■ Records for this exercise
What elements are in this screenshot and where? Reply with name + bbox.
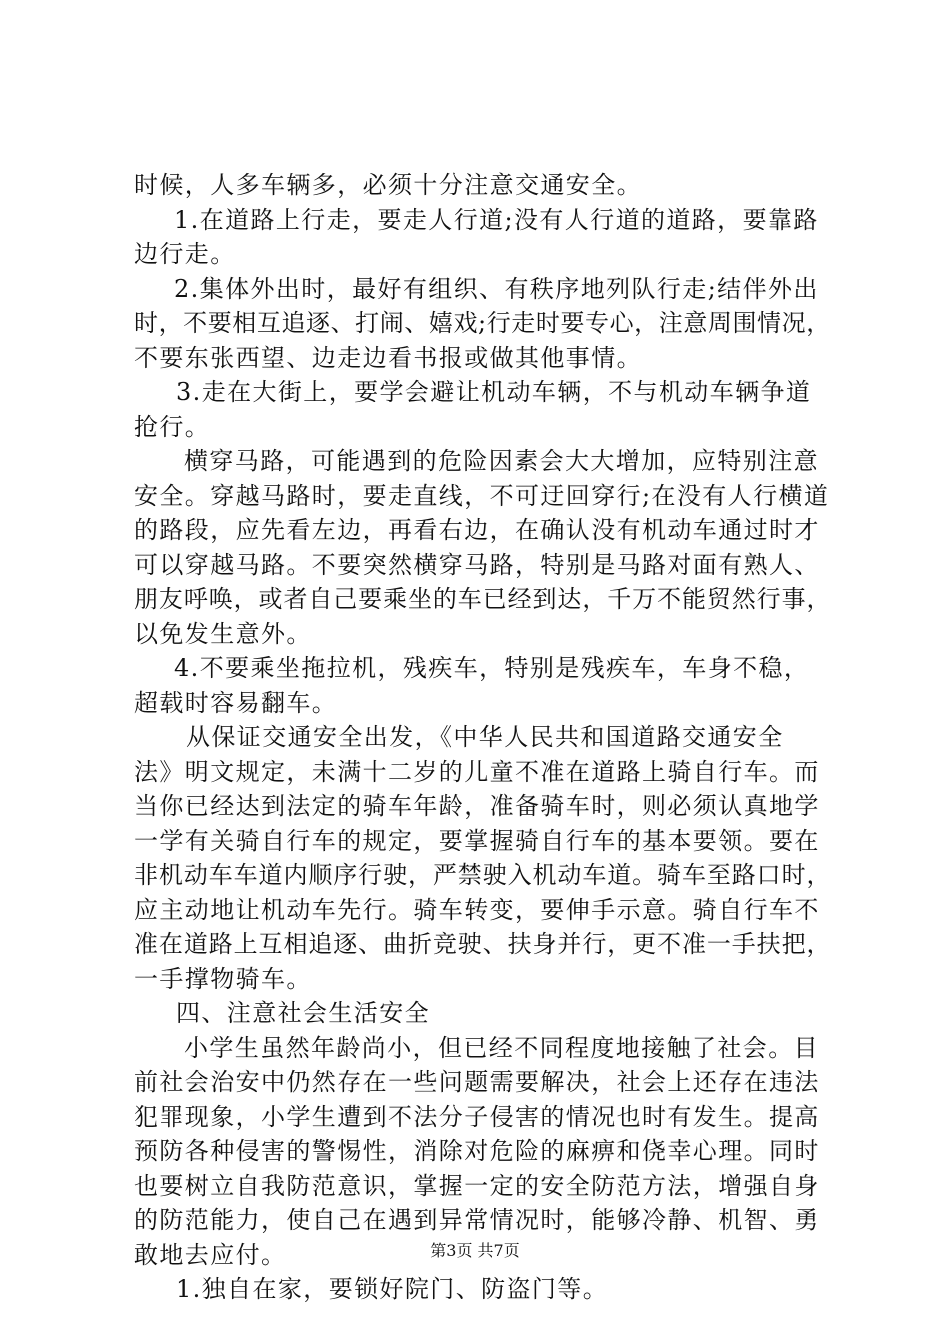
text-line: 时，不要相互追逐、打闹、嬉戏;行走时要专心，注意周围情况，: [134, 309, 831, 337]
text-line: 犯罪现象，小学生遭到不法分子侵害的情况也时有发生。提高: [134, 1102, 820, 1131]
text-line: 超载时容易翻车。: [134, 688, 338, 717]
text-line: 当你已经达到法定的骑车年龄，准备骑车时，则必须认真地学: [134, 792, 820, 820]
text-line: 抢行。: [134, 412, 211, 441]
text-line: 不要东张西望、边走边看书报或做其他事情。: [134, 343, 642, 372]
text-line: 从保证交通安全出发，《中华人民共和国道路交通安全: [186, 723, 784, 751]
document-body: [134, 168, 834, 1307]
text-line: 可以穿越马路。不要突然横穿马路，特别是马路对面有熟人、: [134, 550, 820, 579]
text-line: 法》明文规定，未满十二岁的儿童不准在道路上骑自行车。而: [134, 757, 820, 786]
text-line: 预防各种侵害的警惕性，消除对危险的麻痹和侥幸心理。同时: [134, 1137, 820, 1165]
text-line: 1.在道路上行走，要走人行道;没有人行道的道路，要靠路: [174, 205, 819, 234]
text-line: 四、注意社会生活安全: [176, 999, 430, 1027]
text-line: 1.独自在家，要锁好院门、防盗门等。: [176, 1275, 609, 1303]
text-line: 4.不要乘坐拖拉机，残疾车，特别是残疾车，车身不稳，: [174, 654, 810, 682]
text-line: 的路段，应先看左边，再看右边，在确认没有机动车通过时才: [134, 516, 820, 544]
text-line: 以免发生意外。: [134, 619, 312, 648]
text-line: 横穿马路，可能遇到的危险因素会大大增加，应特别注意: [184, 447, 819, 475]
text-line: 应主动地让机动车先行。骑车转变，要伸手示意。骑自行车不: [134, 895, 820, 924]
text-line: 也要树立自我防范意识，掌握一定的安全防范方法，增强自身: [134, 1171, 820, 1200]
text-line: 2.集体外出时，最好有组织、有秩序地列队行走;结伴外出: [174, 274, 819, 303]
text-line: 边行走。: [134, 240, 236, 268]
page-footer: 第3页 共7页: [430, 1241, 520, 1260]
text-line: 朋友呼唤，或者自己要乘坐的车已经到达，千万不能贸然行事，: [134, 585, 832, 613]
text-line: 准在道路上互相追逐、曲折竞驶、扶身并行，更不准一手扶把，: [134, 930, 832, 958]
text-line: 敢地去应付。: [134, 1240, 287, 1269]
text-line: 安全。穿越马路时，要走直线，不可迂回穿行;在没有人行横道: [134, 481, 830, 510]
text-line: 一手撑物骑车。: [134, 964, 312, 993]
text-line: 小学生虽然年龄尚小，但已经不同程度地接触了社会。目: [184, 1033, 819, 1062]
text-line: 非机动车车道内顺序行驶，严禁驶入机动车道。骑车至路口时，: [134, 861, 832, 889]
text-line: 3.走在大街上，要学会避让机动车辆，不与机动车辆争道: [176, 378, 812, 406]
text-line: 前社会治安中仍然存在一些问题需要解决，社会上还存在违法: [134, 1068, 820, 1096]
text-line: 一学有关骑自行车的规定，要掌握骑自行车的基本要领。要在: [134, 826, 820, 855]
text-line: 的防范能力，使自己在遇到异常情况时，能够冷静、机智、勇: [134, 1206, 820, 1234]
text-line: 时候，人多车辆多，必须十分注意交通安全。: [134, 171, 642, 199]
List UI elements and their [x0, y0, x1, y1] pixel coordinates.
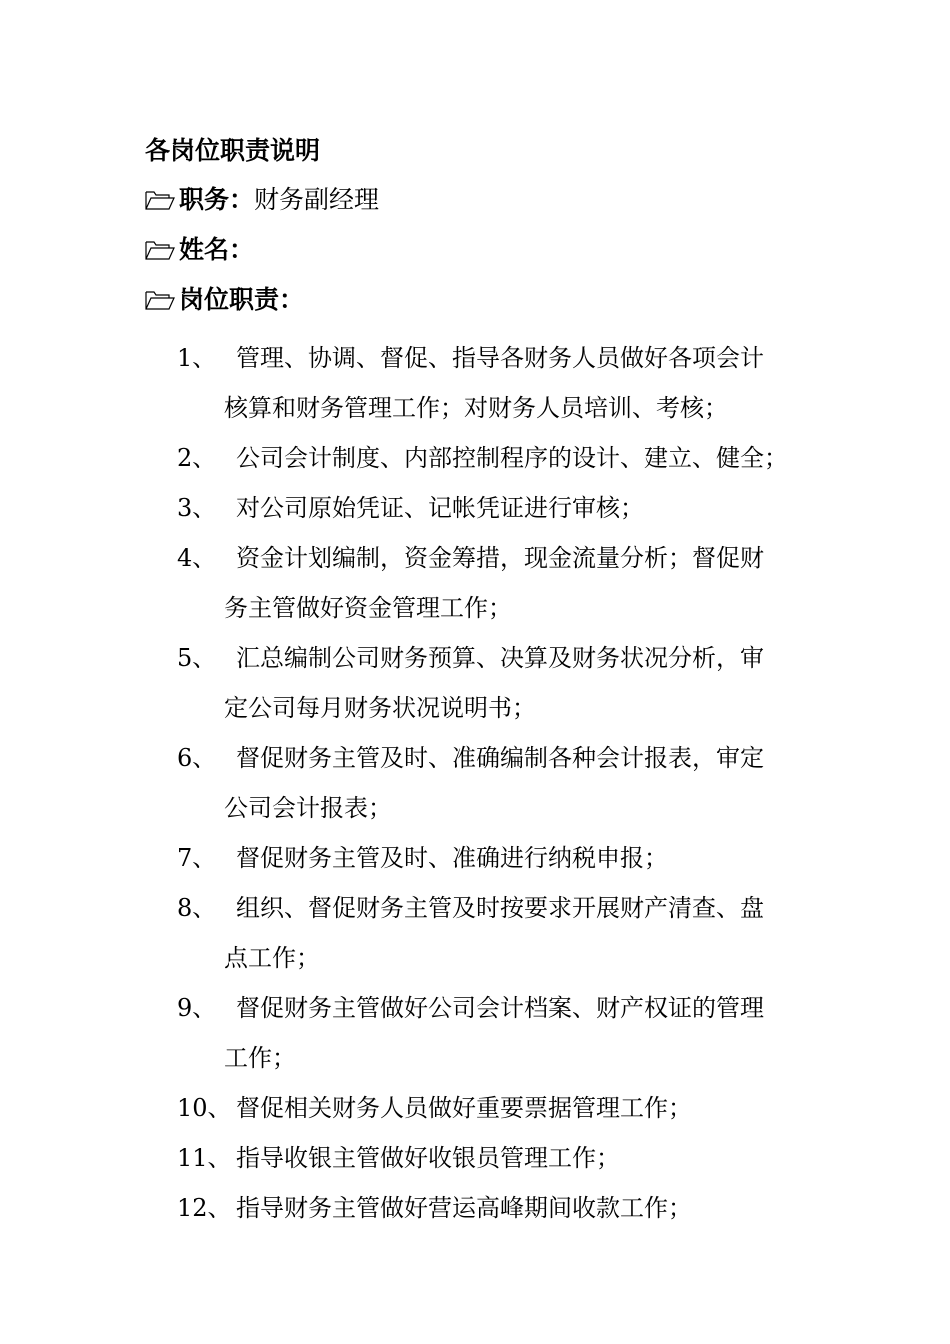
list-item [0, 883, 950, 983]
list-item [0, 1083, 950, 1133]
list-item-line: 公司会计制度、内部控制程序的设计、建立、健全； [236, 444, 788, 472]
field-position [145, 181, 379, 219]
list-item [0, 833, 950, 883]
list-item [0, 1133, 950, 1183]
folder-icon [145, 239, 175, 261]
list-item-text [224, 883, 808, 983]
list-item-text [236, 1083, 808, 1133]
list-item-line: 督促财务主管及时、准确进行纳税申报； [236, 844, 668, 872]
list-item-line: 指导财务主管做好营运高峰期间收款工作； [236, 1194, 692, 1222]
folder-icon [145, 189, 175, 211]
field-position-label: 职务： [179, 185, 255, 214]
page-title: 各岗位职责说明 [145, 136, 321, 165]
list-item-number: 8、 [177, 894, 217, 922]
list-item-number: 9、 [177, 994, 217, 1022]
list-item-text [224, 333, 808, 433]
list-item-line: 公司会计报表； [224, 794, 392, 822]
list-item-line: 管理、协调、督促、指导各财务人员做好各项会计 [236, 344, 764, 372]
list-item-text [236, 483, 808, 533]
list-item-text [224, 733, 808, 833]
list-item [0, 433, 950, 483]
list-item-line: 务主管做好资金管理工作； [224, 594, 512, 622]
list-item-line: 汇总编制公司财务预算、决算及财务状况分析，审 [236, 644, 764, 672]
list-item-number: 4、 [177, 544, 217, 572]
folder-icon [145, 289, 175, 311]
list-item-text [224, 983, 808, 1083]
list-item-text [236, 1183, 808, 1233]
field-name-label: 姓名： [179, 235, 255, 264]
list-item [0, 733, 950, 833]
list-item [0, 983, 950, 1083]
list-item-line: 点工作； [224, 944, 320, 972]
list-item-text [236, 433, 808, 483]
list-item-number: 6、 [177, 744, 217, 772]
list-item-text [236, 1133, 808, 1183]
list-item [0, 333, 950, 433]
field-position-value: 财务副经理 [254, 185, 380, 214]
field-name [145, 231, 254, 269]
list-item-line: 对公司原始凭证、记帐凭证进行审核； [236, 494, 644, 522]
list-item-line: 核算和财务管理工作；对财务人员培训、考核； [224, 394, 728, 422]
list-item-line: 督促相关财务人员做好重要票据管理工作； [236, 1094, 692, 1122]
list-item-number: 7、 [177, 844, 217, 872]
field-duties-label: 岗位职责： [179, 285, 305, 314]
list-item [0, 1183, 950, 1233]
list-item-text [224, 533, 808, 633]
list-item-number: 5、 [177, 644, 217, 672]
list-item [0, 483, 950, 533]
list-item-line: 工作； [224, 1044, 296, 1072]
field-duties [145, 281, 304, 319]
list-item-line: 组织、督促财务主管及时按要求开展财产清查、盘 [236, 894, 764, 922]
list-item [0, 533, 950, 633]
list-item-line: 定公司每月财务状况说明书； [224, 694, 536, 722]
list-item-text [236, 833, 808, 883]
list-item-line: 资金计划编制，资金筹措，现金流量分析；督促财 [236, 544, 764, 572]
list-item-number: 2、 [177, 444, 217, 472]
list-item-number: 3、 [177, 494, 217, 522]
list-item [0, 633, 950, 733]
list-item-number: 10、 [177, 1094, 232, 1122]
list-item-number: 1、 [177, 344, 217, 372]
list-item-line: 督促财务主管做好公司会计档案、财产权证的管理 [236, 994, 764, 1022]
list-item-number: 11、 [177, 1144, 232, 1172]
list-item-text [224, 633, 808, 733]
list-item-number: 12、 [177, 1194, 232, 1222]
duty-list [0, 333, 950, 1233]
list-item-line: 指导收银主管做好收银员管理工作； [236, 1144, 620, 1172]
list-item-line: 督促财务主管及时、准确编制各种会计报表，审定 [236, 744, 764, 772]
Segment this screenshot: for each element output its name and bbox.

■ Given request
Rewrite the lines from the one containing "list-item [0, 883, 950, 983]" through the one containing "list-item-line: 汇总编制公司财务预算、决算及财务状况分析，审 [236, 644, 764, 672]", changing "财务主管" to "财务经理" and leaving everything else as it is.

■ In response
list-item [0, 883, 950, 983]
list-item [0, 1083, 950, 1133]
list-item-line: 公司会计制度、内部控制程序的设计、建立、健全； [236, 444, 788, 472]
field-position [145, 181, 379, 219]
list-item [0, 833, 950, 883]
list-item [0, 1133, 950, 1183]
folder-icon [145, 239, 175, 261]
list-item-text [224, 883, 808, 983]
list-item-text [236, 1083, 808, 1133]
list-item-line: 督促财务经理及时、准确进行纳税申报； [236, 844, 668, 872]
list-item-line: 指导财务经理做好营运高峰期间收款工作； [236, 1194, 692, 1222]
folder-icon [145, 189, 175, 211]
field-position-label: 职务： [179, 185, 255, 214]
page-title: 各岗位职责说明 [145, 136, 321, 165]
list-item-number: 8、 [177, 894, 217, 922]
list-item-number: 9、 [177, 994, 217, 1022]
list-item-text [224, 333, 808, 433]
list-item-line: 公司会计报表； [224, 794, 392, 822]
list-item-line: 管理、协调、督促、指导各财务人员做好各项会计 [236, 344, 764, 372]
list-item-text [236, 483, 808, 533]
list-item-text [224, 733, 808, 833]
list-item [0, 433, 950, 483]
list-item-line: 务主管做好资金管理工作； [224, 594, 512, 622]
list-item-line: 汇总编制公司财务预算、决算及财务状况分析，审 [236, 644, 764, 672]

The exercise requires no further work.